--- BEGIN DATASET EXTRACT ---

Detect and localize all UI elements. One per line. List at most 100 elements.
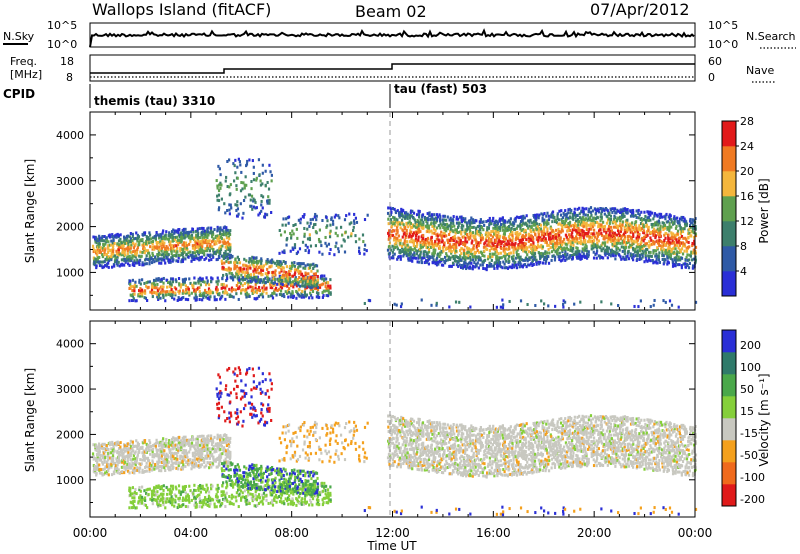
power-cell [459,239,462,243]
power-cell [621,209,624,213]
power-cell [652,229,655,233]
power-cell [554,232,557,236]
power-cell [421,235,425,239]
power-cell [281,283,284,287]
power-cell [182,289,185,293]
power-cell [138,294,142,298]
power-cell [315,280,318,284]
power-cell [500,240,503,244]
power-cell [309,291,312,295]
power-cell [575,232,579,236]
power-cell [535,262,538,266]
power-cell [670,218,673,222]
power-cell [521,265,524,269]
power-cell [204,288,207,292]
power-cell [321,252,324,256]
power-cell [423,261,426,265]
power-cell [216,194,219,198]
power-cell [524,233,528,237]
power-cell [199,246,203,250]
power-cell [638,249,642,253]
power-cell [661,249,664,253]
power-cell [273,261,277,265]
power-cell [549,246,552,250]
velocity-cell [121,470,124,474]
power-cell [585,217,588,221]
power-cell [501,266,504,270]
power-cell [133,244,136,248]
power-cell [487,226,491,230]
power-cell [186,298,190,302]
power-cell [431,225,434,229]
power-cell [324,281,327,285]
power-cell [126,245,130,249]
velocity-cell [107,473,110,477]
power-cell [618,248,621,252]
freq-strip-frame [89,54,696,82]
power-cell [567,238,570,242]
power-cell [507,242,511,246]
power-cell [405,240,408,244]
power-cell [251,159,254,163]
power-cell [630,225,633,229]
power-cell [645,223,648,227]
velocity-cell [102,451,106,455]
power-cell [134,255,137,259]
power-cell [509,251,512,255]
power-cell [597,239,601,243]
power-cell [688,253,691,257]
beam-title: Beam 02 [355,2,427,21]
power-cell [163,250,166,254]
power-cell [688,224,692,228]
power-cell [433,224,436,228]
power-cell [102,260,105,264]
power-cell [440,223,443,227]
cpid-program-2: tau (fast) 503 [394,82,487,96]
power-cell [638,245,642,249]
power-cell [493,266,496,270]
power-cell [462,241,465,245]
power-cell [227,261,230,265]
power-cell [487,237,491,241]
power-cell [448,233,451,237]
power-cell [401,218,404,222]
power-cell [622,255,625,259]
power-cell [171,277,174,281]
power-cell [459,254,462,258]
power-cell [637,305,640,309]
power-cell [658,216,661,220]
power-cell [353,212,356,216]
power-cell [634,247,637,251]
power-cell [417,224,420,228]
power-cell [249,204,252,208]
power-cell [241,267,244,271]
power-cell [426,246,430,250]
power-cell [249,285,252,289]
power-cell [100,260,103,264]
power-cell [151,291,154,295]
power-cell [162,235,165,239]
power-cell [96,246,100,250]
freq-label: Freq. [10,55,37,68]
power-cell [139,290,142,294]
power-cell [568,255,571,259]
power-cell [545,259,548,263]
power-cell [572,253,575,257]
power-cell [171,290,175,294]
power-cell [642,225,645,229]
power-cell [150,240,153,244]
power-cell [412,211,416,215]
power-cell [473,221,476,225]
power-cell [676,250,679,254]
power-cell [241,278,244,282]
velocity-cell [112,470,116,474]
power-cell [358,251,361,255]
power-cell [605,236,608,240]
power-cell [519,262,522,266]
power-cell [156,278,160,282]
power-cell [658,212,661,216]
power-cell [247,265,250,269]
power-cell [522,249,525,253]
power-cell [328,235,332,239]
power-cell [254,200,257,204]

--- END DATASET EXTRACT ---
--- BEGIN DATASET EXTRACT ---

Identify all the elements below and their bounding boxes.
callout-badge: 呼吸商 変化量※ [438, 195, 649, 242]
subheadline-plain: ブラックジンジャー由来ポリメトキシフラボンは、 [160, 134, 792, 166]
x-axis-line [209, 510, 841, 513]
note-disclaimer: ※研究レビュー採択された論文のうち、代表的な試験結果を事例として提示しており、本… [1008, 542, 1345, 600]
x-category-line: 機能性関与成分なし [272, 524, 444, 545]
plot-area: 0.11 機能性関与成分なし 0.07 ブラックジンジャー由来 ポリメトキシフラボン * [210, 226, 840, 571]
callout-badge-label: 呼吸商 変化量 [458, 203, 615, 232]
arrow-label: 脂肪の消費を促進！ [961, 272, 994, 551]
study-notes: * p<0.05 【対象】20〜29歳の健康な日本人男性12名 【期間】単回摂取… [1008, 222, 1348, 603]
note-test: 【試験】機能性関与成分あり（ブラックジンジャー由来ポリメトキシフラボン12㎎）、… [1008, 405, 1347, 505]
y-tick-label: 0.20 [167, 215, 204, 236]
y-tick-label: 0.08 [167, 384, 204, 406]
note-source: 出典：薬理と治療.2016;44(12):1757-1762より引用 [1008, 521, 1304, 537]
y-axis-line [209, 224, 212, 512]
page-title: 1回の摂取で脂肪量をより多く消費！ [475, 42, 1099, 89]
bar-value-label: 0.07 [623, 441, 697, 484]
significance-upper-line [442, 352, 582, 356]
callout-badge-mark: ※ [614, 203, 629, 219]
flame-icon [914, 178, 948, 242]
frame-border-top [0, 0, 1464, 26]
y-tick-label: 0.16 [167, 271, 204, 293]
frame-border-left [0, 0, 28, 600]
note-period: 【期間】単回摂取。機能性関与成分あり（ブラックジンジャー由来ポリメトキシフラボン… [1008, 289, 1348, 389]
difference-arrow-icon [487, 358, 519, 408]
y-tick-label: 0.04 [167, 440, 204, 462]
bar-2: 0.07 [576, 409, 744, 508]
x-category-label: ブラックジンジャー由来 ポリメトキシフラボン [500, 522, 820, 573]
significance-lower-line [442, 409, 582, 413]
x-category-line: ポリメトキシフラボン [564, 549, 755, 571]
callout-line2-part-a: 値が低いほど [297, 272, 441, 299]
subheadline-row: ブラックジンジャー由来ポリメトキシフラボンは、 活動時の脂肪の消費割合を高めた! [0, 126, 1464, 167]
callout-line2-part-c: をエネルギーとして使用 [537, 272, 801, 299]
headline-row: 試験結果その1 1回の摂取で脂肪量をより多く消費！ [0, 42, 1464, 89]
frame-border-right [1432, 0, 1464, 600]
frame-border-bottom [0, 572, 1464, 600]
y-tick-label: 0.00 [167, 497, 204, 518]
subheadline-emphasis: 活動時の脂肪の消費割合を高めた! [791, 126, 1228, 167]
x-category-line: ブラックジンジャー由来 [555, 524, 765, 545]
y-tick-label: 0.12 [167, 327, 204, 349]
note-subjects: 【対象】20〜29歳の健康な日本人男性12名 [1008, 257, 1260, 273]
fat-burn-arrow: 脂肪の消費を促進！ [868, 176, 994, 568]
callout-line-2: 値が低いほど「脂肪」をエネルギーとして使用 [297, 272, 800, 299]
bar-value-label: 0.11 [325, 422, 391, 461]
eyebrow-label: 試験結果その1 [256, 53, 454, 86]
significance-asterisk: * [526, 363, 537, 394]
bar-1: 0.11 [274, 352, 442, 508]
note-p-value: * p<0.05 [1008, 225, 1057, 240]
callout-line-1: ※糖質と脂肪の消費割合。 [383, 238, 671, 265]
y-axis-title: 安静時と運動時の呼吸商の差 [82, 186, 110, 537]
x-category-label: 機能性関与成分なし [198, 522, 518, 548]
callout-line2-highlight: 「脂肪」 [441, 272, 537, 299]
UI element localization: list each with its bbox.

--- END DATASET EXTRACT ---

PROBLEM: Format the data as a JSON list of strings, one per line, starting at the line that contains "power-cell [459,239,462,243]" and stopping after the line that contains "power-cell [199,246,203,250]"; leave out blank lines.

TASK OUTPUT:
[
  "power-cell [459,239,462,243]",
  "power-cell [621,209,624,213]",
  "power-cell [652,229,655,233]",
  "power-cell [554,232,557,236]",
  "power-cell [421,235,425,239]",
  "power-cell [281,283,284,287]",
  "power-cell [182,289,185,293]",
  "power-cell [138,294,142,298]",
  "power-cell [315,280,318,284]",
  "power-cell [500,240,503,244]",
  "power-cell [309,291,312,295]",
  "power-cell [575,232,579,236]",
  "power-cell [535,262,538,266]",
  "power-cell [670,218,673,222]",
  "power-cell [521,265,524,269]",
  "power-cell [204,288,207,292]",
  "power-cell [321,252,324,256]",
  "power-cell [423,261,426,265]",
  "power-cell [216,194,219,198]",
  "power-cell [524,233,528,237]",
  "power-cell [199,246,203,250]"
]